[Start of TASK MATERIAL]

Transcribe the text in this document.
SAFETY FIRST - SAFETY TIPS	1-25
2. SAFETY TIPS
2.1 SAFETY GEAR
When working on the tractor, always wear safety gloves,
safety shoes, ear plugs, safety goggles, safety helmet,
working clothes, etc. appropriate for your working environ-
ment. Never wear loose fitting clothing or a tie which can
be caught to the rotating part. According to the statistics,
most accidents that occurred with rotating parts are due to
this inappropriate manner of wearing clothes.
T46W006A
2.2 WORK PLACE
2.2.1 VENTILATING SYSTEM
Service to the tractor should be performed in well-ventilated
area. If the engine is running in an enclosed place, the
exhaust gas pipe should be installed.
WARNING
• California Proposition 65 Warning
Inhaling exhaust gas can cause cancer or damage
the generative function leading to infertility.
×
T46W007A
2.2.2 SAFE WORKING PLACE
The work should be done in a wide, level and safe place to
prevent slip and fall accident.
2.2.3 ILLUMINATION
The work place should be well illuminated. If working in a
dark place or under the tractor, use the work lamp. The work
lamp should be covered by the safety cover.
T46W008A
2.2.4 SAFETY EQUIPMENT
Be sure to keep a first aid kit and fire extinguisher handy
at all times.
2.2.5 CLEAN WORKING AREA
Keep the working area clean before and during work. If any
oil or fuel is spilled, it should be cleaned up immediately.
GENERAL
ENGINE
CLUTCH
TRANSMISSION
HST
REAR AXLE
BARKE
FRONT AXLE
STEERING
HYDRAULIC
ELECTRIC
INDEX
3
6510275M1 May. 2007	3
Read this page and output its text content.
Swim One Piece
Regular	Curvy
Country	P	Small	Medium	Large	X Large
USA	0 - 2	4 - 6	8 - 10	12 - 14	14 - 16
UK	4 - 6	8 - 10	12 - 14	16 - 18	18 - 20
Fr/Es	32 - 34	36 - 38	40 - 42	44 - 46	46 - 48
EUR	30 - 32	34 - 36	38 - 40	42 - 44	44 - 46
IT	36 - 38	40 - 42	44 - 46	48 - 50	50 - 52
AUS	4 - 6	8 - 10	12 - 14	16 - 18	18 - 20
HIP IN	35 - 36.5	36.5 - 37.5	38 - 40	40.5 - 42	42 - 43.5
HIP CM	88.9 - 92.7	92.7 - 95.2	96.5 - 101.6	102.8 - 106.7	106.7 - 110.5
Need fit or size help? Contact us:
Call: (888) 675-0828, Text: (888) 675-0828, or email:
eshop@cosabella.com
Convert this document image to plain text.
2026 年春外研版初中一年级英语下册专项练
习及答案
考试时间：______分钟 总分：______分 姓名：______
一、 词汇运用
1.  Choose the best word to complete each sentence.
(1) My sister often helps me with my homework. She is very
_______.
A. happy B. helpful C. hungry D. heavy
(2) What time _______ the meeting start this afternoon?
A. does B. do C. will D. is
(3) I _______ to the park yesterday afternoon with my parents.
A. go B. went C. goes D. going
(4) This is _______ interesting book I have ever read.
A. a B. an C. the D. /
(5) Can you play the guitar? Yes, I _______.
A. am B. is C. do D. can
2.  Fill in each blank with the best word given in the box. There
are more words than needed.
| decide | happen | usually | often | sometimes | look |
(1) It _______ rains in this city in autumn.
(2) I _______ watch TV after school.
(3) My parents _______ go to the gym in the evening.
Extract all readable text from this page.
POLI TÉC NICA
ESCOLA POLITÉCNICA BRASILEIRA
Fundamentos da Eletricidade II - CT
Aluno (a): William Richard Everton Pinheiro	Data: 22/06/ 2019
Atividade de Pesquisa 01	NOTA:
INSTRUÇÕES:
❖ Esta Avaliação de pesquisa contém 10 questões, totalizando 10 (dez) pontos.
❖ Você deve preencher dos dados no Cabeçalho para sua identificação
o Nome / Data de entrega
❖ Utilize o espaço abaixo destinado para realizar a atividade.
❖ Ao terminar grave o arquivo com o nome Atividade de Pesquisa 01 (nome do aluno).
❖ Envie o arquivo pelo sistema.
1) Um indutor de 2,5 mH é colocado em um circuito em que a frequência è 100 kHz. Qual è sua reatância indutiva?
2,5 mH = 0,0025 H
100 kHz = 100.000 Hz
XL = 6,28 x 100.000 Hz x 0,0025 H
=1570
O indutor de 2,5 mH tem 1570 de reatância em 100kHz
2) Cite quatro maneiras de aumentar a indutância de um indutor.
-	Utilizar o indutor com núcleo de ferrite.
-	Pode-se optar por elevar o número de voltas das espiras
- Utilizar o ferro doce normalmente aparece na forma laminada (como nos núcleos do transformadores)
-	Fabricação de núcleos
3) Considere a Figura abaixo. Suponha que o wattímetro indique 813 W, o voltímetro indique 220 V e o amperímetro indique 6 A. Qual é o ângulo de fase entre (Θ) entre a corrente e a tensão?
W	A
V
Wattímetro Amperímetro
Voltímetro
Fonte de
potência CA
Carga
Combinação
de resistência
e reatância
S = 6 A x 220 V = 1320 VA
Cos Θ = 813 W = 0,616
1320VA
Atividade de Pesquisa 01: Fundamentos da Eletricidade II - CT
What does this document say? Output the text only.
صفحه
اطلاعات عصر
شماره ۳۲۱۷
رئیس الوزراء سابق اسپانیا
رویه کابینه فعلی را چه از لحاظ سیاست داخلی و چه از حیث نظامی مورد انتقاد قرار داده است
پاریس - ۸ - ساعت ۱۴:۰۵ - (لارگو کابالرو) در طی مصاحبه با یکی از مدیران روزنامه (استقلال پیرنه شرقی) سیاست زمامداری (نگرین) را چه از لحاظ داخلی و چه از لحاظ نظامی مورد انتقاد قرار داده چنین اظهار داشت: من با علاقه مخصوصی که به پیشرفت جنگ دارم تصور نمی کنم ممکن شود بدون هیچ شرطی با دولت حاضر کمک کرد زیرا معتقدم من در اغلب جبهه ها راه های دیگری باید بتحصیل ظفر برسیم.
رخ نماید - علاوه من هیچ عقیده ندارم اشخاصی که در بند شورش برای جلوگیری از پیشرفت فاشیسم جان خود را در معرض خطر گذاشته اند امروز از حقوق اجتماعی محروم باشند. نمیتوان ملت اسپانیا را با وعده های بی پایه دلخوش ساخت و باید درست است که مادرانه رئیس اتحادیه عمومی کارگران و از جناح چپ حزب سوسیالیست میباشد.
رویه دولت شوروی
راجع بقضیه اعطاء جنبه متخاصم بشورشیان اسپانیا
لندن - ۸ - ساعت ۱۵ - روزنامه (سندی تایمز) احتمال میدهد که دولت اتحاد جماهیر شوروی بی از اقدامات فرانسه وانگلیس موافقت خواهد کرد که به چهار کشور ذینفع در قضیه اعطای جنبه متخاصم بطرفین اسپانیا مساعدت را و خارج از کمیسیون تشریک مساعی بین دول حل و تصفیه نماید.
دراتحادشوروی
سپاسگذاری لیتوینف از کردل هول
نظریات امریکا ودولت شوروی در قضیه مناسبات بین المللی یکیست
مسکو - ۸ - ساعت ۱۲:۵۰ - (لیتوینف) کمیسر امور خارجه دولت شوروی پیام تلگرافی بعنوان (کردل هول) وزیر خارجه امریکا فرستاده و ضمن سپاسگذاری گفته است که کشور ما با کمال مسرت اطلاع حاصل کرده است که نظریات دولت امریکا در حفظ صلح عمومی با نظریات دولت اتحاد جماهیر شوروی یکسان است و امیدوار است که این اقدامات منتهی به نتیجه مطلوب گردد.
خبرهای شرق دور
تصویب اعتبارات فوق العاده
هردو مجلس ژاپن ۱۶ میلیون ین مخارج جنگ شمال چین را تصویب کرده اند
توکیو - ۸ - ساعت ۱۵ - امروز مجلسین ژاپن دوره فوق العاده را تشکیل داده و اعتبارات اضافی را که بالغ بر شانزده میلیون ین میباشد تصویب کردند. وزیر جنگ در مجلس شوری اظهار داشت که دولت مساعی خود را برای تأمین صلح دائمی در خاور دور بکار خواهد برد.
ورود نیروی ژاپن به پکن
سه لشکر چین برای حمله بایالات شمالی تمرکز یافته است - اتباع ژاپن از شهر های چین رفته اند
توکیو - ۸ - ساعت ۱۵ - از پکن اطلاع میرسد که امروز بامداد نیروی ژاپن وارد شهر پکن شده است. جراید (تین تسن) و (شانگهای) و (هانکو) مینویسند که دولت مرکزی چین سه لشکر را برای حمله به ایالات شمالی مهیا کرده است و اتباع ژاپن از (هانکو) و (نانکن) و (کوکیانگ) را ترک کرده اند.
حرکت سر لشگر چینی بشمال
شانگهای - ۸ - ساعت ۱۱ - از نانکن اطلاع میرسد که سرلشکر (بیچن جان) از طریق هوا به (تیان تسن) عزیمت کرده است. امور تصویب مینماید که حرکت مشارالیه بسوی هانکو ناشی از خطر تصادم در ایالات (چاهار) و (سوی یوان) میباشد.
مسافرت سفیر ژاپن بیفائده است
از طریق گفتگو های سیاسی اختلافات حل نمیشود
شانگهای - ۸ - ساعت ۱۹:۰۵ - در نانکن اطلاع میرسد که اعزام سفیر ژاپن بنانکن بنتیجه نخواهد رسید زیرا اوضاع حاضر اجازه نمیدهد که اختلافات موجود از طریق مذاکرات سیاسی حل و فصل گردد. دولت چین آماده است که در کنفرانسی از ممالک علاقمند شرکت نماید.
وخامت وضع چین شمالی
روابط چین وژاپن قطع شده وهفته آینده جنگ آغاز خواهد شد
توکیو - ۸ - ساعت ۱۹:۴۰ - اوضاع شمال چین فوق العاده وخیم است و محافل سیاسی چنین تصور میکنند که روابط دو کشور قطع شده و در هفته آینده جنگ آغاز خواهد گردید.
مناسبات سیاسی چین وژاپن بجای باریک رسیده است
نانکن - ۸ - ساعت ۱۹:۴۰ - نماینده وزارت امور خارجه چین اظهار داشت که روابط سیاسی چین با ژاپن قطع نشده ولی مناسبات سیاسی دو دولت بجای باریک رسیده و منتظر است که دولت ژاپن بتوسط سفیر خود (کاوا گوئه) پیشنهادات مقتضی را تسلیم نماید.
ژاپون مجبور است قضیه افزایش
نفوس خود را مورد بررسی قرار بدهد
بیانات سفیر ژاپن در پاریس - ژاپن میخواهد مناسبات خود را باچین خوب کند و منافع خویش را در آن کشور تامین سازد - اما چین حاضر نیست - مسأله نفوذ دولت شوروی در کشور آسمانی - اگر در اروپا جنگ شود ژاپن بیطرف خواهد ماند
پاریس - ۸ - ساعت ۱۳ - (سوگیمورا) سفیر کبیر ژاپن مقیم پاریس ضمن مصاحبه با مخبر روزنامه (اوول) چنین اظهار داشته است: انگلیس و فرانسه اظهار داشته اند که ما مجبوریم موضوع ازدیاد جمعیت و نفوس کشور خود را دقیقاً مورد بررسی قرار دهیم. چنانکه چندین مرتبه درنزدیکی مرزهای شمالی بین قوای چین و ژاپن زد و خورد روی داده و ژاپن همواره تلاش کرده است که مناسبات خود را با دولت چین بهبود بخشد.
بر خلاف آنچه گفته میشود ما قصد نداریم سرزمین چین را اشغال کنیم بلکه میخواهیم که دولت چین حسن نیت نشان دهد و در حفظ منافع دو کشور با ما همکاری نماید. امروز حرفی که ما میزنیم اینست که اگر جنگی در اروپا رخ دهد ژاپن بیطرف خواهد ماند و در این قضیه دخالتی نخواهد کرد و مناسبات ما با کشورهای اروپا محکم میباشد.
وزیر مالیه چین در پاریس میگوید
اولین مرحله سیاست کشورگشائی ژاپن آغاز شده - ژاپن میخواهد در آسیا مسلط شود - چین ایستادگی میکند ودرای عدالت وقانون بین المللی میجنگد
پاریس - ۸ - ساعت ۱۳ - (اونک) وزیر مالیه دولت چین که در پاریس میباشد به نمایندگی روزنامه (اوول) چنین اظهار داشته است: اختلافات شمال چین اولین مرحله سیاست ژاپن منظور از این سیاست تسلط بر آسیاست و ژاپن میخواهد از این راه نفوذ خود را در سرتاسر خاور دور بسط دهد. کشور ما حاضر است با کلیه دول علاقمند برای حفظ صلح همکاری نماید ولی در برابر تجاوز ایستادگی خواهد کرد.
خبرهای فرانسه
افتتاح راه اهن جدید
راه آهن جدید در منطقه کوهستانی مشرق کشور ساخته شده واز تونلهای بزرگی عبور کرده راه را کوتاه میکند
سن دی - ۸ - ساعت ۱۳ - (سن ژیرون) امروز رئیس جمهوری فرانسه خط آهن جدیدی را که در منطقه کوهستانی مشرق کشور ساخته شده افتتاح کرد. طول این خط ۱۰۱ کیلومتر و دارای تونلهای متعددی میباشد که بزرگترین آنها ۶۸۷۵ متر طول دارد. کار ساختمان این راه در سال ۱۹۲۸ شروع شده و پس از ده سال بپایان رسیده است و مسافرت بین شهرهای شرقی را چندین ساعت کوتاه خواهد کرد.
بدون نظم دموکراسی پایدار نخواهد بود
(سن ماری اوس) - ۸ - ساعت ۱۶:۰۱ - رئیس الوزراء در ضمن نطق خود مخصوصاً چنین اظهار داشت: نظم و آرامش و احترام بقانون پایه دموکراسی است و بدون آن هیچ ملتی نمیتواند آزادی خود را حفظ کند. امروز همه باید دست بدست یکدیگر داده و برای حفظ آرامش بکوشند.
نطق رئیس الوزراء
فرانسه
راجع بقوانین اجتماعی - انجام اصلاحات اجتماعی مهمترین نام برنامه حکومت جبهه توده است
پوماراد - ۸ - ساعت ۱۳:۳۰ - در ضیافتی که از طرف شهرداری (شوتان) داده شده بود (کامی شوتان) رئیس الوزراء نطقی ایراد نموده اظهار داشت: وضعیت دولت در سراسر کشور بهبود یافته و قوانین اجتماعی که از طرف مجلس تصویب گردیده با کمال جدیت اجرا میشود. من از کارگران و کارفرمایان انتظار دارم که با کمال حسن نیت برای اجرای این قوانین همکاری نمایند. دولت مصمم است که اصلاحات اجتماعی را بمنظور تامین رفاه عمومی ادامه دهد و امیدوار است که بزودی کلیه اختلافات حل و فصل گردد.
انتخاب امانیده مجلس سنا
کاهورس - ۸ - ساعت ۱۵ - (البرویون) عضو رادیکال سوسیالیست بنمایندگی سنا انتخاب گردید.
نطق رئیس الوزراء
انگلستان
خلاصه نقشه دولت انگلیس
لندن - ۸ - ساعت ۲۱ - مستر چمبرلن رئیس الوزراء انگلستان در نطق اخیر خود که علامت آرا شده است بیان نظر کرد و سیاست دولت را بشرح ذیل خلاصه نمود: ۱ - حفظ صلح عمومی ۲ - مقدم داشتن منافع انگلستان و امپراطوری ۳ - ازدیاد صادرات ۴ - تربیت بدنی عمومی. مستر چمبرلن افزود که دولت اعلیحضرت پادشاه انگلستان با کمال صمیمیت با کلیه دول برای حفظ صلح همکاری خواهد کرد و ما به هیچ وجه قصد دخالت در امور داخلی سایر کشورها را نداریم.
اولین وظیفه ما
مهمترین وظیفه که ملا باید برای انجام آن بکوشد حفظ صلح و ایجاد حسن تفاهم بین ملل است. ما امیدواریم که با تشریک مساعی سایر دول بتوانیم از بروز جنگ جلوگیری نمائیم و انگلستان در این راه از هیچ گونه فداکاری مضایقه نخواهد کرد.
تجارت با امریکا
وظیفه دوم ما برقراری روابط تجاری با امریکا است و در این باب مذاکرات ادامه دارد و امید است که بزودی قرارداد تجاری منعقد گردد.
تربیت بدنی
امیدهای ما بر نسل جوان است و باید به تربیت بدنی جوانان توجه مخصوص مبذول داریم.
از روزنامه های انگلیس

[End of TASK MATERIAL]

# TASK DESCRIPTION
Count each line with "وظیفه" in it and report that figure by itself.

# OUTPUT OF THE EXERCISE
3